Stated exercise — Show all lines from the listing below that contain "Posts".

Start of Material supplied

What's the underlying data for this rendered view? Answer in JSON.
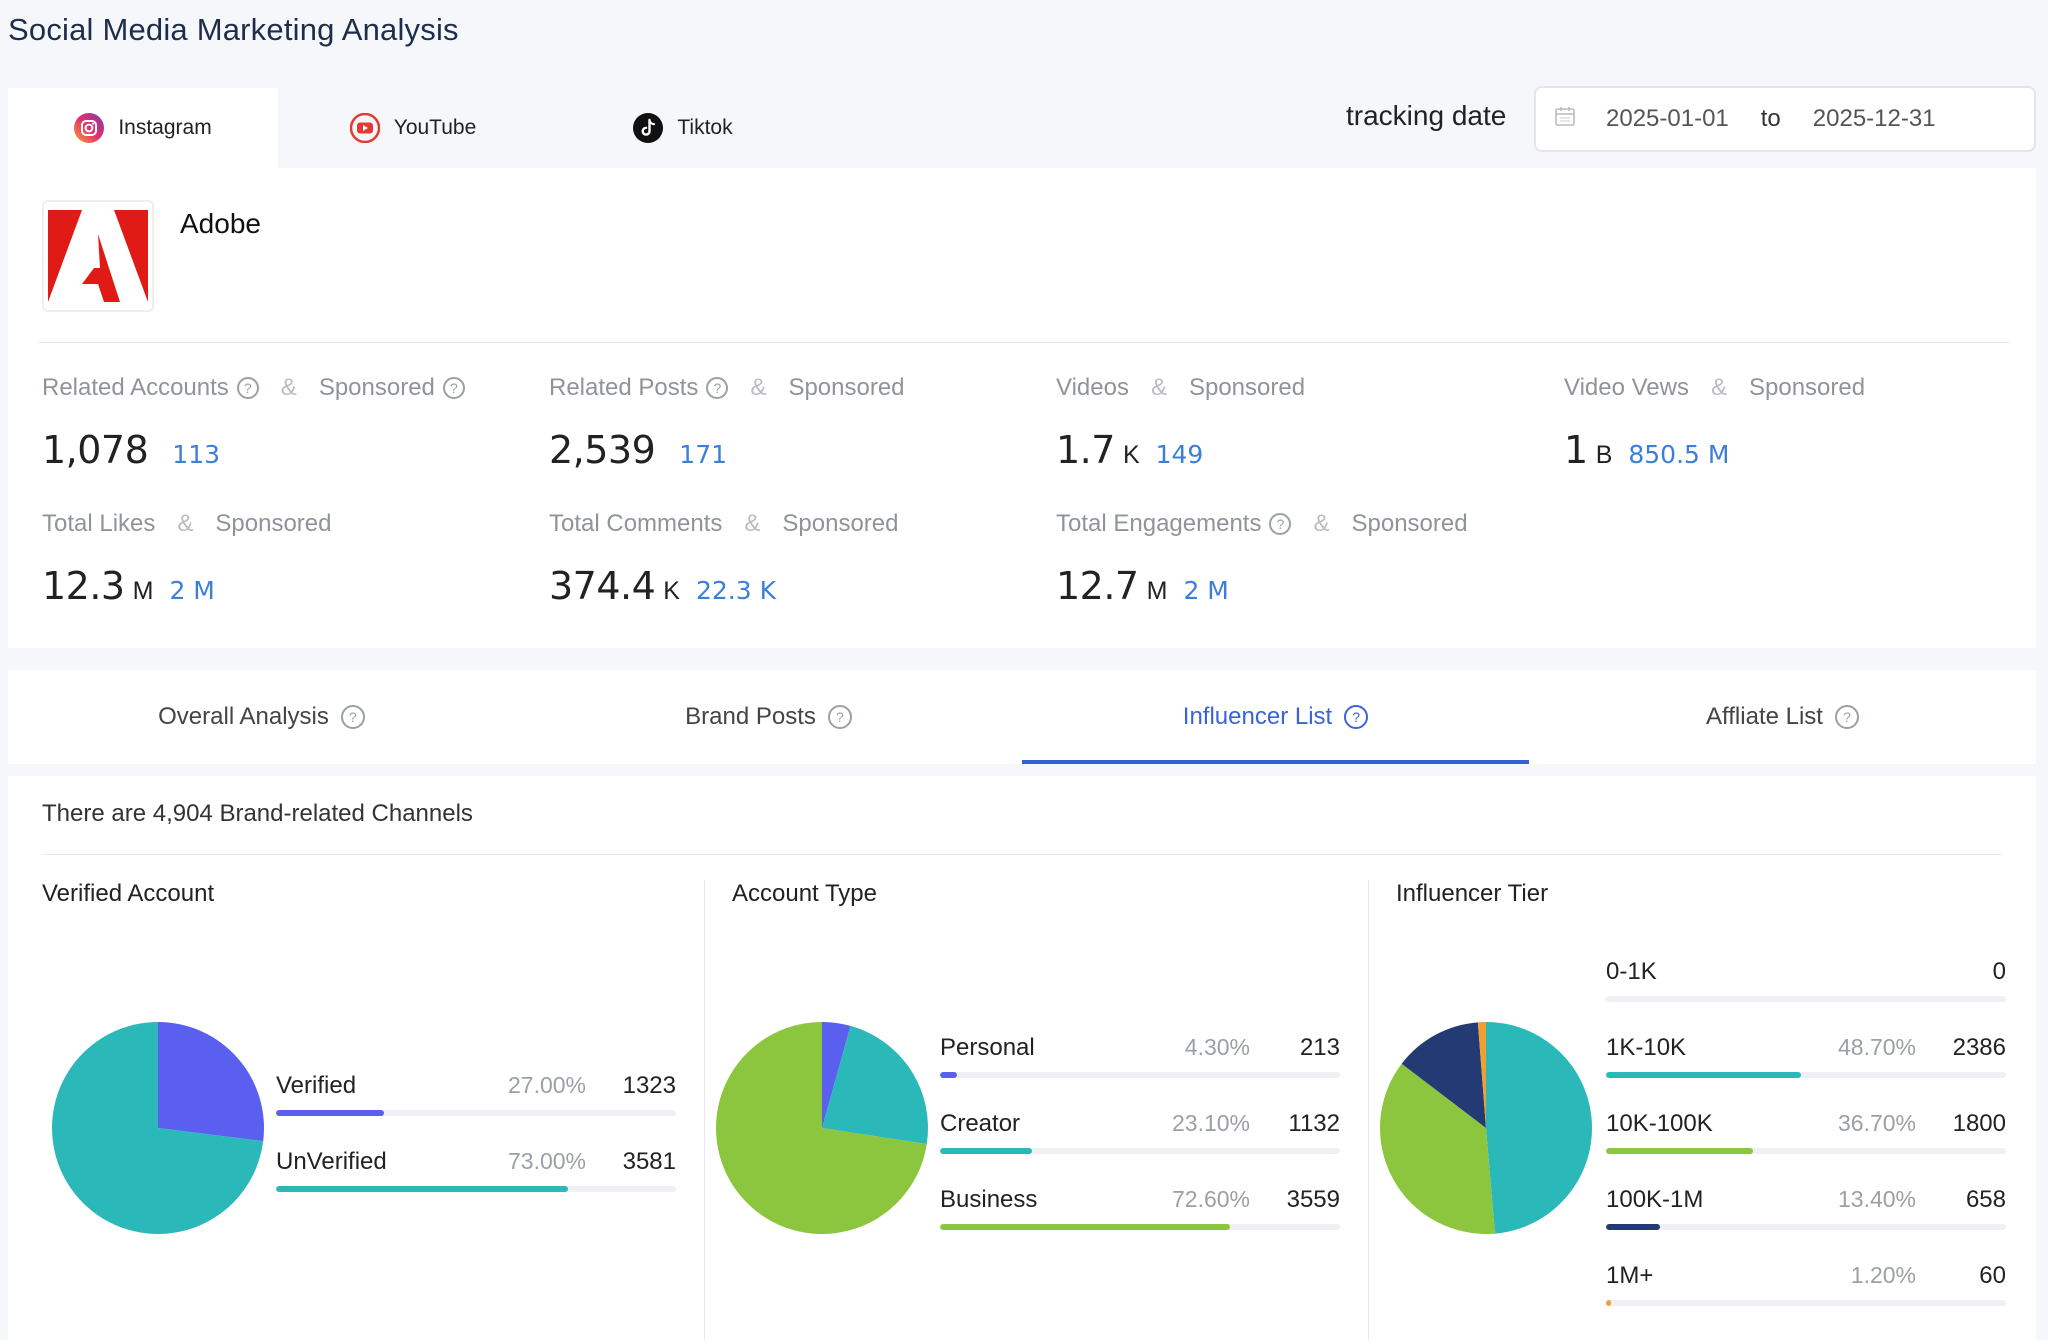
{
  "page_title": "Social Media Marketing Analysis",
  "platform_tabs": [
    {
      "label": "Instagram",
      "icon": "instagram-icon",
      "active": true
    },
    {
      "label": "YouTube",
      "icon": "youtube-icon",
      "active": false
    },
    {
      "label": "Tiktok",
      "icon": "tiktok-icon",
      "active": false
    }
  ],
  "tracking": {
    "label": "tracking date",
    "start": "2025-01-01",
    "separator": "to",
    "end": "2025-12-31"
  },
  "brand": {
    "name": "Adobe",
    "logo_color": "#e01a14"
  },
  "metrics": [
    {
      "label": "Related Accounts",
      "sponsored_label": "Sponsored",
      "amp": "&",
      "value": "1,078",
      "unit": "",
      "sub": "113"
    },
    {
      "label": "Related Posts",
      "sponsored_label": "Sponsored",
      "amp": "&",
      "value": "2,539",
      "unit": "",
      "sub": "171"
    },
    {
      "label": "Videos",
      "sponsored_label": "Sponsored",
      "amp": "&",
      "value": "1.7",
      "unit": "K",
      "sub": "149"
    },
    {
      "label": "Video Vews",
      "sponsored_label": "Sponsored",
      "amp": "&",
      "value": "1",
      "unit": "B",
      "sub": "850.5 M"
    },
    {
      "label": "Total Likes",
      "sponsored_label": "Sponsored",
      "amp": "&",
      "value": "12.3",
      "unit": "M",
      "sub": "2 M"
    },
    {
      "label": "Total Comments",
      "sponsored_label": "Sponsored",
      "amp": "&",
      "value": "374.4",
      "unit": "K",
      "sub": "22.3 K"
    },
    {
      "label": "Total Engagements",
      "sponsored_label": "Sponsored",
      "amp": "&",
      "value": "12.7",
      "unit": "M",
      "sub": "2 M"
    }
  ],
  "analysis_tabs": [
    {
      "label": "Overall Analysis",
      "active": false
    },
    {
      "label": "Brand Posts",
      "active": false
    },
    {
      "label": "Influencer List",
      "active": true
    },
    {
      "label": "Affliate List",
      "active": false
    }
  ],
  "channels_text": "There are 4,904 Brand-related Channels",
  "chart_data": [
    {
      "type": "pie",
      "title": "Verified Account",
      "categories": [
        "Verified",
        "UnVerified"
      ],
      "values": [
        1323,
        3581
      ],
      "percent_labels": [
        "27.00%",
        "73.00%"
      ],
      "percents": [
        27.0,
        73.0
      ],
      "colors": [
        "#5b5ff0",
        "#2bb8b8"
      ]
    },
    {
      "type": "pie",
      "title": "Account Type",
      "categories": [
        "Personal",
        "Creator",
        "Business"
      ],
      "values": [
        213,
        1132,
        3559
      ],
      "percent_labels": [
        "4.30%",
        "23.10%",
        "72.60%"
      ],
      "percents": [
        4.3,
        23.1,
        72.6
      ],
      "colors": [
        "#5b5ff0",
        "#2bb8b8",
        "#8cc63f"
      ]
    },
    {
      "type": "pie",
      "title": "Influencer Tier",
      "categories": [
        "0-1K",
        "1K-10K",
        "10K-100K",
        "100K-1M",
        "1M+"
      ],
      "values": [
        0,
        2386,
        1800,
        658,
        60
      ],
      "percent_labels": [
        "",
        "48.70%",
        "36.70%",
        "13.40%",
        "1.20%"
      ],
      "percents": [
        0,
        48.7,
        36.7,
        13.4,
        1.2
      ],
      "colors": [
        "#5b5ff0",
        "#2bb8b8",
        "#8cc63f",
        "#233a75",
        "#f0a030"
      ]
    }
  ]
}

End of Material supplied
Start of Material supplied

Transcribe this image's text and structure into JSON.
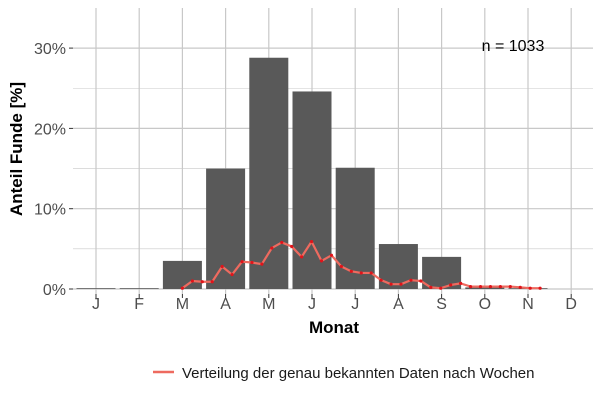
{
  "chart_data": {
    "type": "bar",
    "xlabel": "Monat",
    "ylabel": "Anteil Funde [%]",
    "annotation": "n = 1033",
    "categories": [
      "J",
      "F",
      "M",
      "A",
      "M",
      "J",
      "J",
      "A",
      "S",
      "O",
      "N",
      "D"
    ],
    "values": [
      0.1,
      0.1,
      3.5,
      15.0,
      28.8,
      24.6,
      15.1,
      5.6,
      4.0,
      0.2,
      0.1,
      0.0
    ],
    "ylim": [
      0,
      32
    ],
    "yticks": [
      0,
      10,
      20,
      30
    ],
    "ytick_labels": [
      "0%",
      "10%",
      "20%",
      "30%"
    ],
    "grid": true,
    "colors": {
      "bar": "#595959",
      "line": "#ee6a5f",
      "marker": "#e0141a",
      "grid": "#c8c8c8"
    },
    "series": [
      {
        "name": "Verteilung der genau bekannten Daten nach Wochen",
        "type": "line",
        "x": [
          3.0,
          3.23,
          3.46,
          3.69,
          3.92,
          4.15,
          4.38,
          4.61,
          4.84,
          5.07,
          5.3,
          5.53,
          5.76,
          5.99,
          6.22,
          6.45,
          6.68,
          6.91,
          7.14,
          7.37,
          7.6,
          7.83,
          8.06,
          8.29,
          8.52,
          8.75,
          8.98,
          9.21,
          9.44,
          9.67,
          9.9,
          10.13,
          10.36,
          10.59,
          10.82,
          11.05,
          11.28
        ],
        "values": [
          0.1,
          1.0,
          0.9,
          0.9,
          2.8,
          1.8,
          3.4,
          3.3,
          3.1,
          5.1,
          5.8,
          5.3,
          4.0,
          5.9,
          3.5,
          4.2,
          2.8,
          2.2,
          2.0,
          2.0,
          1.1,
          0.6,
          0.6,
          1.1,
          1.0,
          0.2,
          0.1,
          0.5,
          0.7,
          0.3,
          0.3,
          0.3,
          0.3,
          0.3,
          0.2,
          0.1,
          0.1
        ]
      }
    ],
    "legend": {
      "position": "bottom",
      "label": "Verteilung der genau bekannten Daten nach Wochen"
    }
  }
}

End of Material supplied
Start of Material supplied

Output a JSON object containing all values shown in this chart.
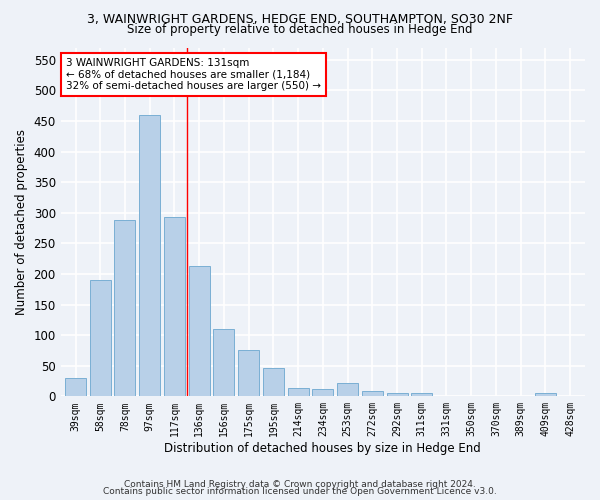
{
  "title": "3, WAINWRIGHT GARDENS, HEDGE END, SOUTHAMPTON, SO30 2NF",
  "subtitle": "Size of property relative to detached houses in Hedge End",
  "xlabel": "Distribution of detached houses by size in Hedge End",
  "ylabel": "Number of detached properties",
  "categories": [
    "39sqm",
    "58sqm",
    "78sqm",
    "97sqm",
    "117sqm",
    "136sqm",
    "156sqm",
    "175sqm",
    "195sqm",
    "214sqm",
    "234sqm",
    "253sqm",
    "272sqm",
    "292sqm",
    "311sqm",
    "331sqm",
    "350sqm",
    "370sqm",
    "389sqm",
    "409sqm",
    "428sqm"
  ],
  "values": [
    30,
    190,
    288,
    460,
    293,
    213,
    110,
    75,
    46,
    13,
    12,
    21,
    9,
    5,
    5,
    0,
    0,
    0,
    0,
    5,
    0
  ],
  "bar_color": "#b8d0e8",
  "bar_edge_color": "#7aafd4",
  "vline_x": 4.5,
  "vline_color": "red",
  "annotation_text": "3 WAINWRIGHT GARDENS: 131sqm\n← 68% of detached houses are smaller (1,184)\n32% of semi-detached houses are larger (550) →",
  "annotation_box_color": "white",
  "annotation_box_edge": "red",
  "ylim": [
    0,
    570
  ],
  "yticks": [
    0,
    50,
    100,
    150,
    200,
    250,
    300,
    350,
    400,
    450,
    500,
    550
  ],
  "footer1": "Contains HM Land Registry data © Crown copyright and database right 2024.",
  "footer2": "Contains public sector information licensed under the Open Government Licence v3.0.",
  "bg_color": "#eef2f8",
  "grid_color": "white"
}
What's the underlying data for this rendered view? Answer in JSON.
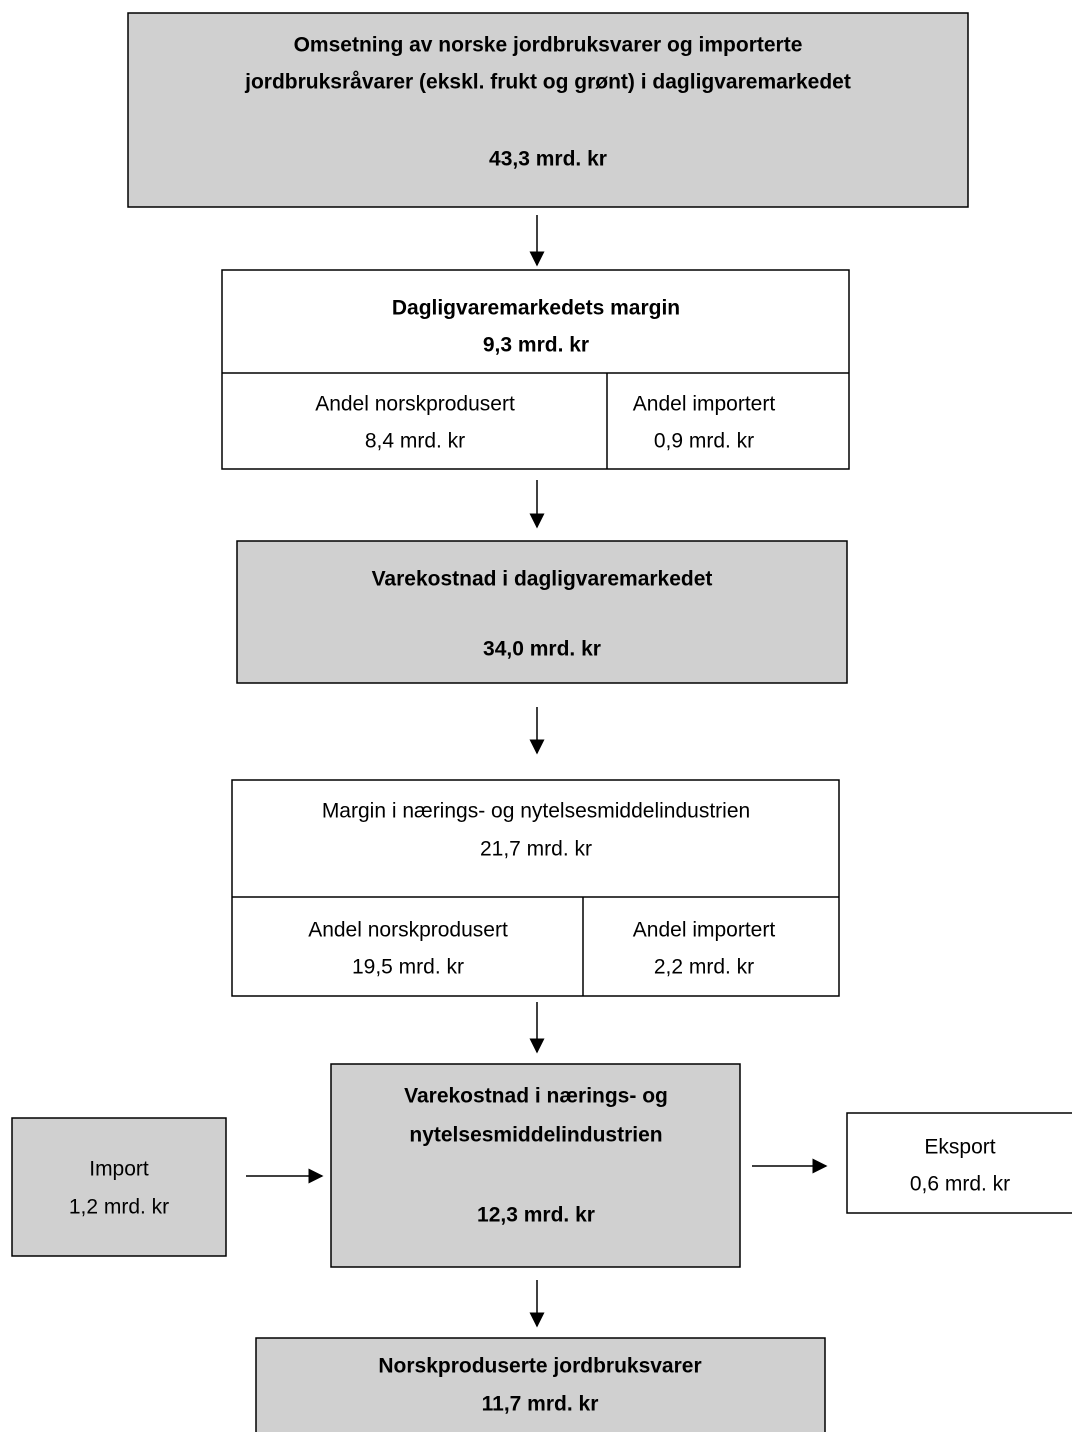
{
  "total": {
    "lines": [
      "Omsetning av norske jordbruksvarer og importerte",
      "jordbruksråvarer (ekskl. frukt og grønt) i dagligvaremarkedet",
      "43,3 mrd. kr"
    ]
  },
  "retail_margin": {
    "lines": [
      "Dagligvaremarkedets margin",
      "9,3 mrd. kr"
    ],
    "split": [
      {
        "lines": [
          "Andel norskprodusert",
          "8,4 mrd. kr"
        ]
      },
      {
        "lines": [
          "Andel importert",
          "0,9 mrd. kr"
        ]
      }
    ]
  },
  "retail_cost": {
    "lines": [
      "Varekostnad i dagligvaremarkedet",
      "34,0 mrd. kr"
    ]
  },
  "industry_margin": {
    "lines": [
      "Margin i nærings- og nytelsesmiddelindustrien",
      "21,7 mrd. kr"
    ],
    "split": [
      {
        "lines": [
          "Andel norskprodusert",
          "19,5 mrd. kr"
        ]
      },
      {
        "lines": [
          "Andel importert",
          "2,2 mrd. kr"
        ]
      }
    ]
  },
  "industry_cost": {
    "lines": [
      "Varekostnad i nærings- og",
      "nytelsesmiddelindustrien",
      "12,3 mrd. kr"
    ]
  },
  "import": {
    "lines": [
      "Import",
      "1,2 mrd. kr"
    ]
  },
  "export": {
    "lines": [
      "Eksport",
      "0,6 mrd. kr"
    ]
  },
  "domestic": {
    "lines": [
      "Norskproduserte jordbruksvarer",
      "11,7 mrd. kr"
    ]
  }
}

End of Material supplied

Answer for this exercise —
      "label": "Related Posts",
      "label": "Brand Posts",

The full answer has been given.